## begin Document extract
Furthermore, this knowledge gap must be explored as the economies of petroleum-producing countries like Saudi Arabia have been impacted negatively by the fluctuating prices of crude oil, refining and gas products.20 In response to the reduction in oil prices in the international market, petroleum-producing countries have reduced their production, hoping for higher oil prices to rejuvenate their shrinking economies. However, a decline in oil production may result in shortages of ethylene and propylene, which are the major commodities produced by petrochemical companies located in this region.21 To mitigate this effect, petroleum-producing countries must adjust their production and marketing plans strategically and tactically based on price and demand variations. More importantly, they must adopt new technologies like artificial intelligence and machine-learning to predict future oil prices and integrate the operations of oil refineries and petrochemical plants to decrease feed costs, optimize the final product and meet market requirements. Therefore, research is needed to forecast the future price of crude oil and its derivatives and evaluate the cost-benefit of an integrated approach.22

In this research, the integration of an oil refinery and an ethylene producing facility is examined using an MINLP model that prioritizes maximizing ethylene and propylene production and net profit.23 To the authors' knowledge, no multi-objective model that considers production-and-profit maximization of ethylene and propylene has been developed for an integrated oil refinery-petrochemical plant. The first objective of this study was to maximize the profitability and production of ethylene and propylene in the integrated plant. The second objective was to compare the results of the profit-oriented optimization obtained in previous research with those of the multi-objective optimization. This research was invaluable to the petroleum and petrochemical industries in that the results offered insights into the feasibility of using an integrated approach to lower a plant's production and operating costs, enhance the plant's feedstock and efficiency, and boost the profitability and revenues generated from refineries and petrochemical plants.

The remainder of this article is structured as follows; Section 2 provides a description of the challenge; the mathematical representation of the multi-objective model is presented in Section 3; the methodology of the case studies is discussed in Section 4; the results of the multi-objective model are analyzed and discussed in Section 5; and conclusions are provided in Section 6.
## end Document extract
→ **Direction 1**
Answer these questions using the passage on refinery-petrochemical integration:
(a) Which two commodities does it name as the major ones produced by petrochemical companies in the region?
(b) What type of model is used to examine the integration of the oil refinery and the ethylene-producing facility?
(c) In which section is the mathematical representation of the multi-objective model presented?
→ **Direction 2**
Reproduce word for word the part of the passage on refinery-petrochemical integration starting at "The remainder of" and ending at "in Section 6.".
→ **Direction 3**
According to the passage on refinery-petrochemical integration, why have petroleum-producing countries reduced their oil production? Answer in one to three sentences.
The listing that comes after this point is from a separate source.
## begin Excerpted data
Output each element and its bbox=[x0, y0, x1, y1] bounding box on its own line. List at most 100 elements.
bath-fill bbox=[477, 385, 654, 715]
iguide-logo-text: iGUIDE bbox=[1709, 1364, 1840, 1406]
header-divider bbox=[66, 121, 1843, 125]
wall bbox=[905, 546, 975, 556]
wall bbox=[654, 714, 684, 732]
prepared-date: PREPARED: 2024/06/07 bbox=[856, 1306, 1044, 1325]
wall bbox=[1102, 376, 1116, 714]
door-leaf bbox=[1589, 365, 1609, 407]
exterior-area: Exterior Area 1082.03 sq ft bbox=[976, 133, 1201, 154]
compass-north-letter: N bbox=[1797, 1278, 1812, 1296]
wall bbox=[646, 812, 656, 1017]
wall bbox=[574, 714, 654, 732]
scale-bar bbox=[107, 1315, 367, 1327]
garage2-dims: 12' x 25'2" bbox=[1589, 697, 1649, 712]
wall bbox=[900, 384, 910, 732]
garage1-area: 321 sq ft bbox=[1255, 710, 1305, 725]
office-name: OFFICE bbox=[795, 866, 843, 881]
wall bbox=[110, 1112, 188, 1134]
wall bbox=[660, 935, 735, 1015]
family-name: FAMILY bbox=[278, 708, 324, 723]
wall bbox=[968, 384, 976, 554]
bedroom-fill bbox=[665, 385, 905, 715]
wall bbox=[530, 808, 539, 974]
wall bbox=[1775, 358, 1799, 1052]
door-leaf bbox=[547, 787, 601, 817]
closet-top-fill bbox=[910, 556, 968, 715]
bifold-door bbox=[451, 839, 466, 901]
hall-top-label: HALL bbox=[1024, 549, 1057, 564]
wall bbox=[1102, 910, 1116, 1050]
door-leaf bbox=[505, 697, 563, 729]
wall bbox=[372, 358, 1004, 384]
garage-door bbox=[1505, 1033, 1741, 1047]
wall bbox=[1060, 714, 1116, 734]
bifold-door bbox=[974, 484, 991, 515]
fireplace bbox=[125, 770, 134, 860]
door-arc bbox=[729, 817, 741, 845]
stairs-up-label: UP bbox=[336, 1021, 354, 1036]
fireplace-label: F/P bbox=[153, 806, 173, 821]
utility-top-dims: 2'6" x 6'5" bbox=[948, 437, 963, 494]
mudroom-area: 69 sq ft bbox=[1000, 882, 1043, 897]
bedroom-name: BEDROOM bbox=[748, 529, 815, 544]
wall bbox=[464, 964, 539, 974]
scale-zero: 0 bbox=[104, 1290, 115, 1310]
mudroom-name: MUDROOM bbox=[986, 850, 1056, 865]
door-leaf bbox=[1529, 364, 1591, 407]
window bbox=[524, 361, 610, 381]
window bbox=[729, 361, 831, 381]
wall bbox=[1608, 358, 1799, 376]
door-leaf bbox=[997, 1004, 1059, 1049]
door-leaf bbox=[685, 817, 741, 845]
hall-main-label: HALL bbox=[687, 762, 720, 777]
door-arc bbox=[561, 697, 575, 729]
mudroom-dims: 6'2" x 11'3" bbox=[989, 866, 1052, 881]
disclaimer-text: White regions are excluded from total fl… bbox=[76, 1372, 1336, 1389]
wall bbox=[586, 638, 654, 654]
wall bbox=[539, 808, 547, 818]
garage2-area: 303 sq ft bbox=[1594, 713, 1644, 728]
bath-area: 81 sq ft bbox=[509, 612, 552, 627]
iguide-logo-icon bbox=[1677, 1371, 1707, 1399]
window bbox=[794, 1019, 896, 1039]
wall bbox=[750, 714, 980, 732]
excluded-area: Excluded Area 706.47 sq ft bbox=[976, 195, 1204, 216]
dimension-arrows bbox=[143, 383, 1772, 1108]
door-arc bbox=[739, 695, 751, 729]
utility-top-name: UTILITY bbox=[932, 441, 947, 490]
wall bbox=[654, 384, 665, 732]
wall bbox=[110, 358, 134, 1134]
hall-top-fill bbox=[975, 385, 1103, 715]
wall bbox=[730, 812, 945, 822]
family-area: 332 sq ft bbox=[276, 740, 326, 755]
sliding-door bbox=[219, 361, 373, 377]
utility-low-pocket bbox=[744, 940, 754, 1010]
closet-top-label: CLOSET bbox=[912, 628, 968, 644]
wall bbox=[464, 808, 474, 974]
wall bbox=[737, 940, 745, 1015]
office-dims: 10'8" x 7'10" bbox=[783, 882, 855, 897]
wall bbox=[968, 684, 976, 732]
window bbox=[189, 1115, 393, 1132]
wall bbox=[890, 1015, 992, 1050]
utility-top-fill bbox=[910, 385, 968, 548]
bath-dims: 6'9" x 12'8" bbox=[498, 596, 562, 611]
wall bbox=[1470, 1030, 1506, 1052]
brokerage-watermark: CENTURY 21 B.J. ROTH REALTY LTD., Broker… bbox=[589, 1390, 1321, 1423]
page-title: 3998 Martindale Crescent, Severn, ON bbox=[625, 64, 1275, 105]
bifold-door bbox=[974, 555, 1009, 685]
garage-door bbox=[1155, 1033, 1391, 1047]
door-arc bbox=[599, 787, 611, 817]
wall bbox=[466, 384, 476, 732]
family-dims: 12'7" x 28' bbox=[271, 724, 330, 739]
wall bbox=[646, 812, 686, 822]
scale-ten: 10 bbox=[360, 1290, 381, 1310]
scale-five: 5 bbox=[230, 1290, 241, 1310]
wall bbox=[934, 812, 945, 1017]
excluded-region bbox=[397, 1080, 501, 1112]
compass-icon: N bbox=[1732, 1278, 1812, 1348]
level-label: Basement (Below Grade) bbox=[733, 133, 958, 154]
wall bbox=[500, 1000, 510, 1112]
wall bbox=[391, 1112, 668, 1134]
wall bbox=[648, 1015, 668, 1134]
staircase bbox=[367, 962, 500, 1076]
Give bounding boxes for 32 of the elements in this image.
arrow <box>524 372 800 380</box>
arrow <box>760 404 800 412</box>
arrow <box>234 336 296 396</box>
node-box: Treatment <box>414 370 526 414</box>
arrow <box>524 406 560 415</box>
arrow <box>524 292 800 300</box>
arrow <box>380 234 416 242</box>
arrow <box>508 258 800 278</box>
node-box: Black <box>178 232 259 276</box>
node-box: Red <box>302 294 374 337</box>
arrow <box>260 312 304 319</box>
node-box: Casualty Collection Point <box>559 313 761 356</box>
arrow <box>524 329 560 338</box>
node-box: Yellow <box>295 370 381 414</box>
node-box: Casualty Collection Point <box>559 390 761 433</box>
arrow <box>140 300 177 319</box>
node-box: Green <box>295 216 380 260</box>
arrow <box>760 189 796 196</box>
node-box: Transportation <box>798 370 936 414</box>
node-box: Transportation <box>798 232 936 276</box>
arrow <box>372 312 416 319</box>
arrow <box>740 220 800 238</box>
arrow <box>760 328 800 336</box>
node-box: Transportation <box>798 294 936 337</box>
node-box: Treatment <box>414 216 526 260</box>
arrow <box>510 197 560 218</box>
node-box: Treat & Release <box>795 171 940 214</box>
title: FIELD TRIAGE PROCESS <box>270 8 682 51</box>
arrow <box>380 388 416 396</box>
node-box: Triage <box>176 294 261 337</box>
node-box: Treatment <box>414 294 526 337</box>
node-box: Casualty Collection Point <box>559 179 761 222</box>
## end Excerpted data
→ **Exercise answer 1**
(a) Ethylene and propylene.
(b) An MINLP model.
(c) Section 3.

→ **Exercise answer 2**
The remainder of this article is structured as follows; Section 2 provides a description of the challenge; the mathematical representation of the multi-objective model is presented in Section 3; the methodology of the case studies is discussed in Section 4; the results of the multi-objective model are analyzed and discussed in Section 5; and conclusions are provided in Section 6.

→ **Exercise answer 3**
They reduced production in response to the drop in oil prices on the international market. They hoped that higher oil prices would rejuvenate their shrinking economies.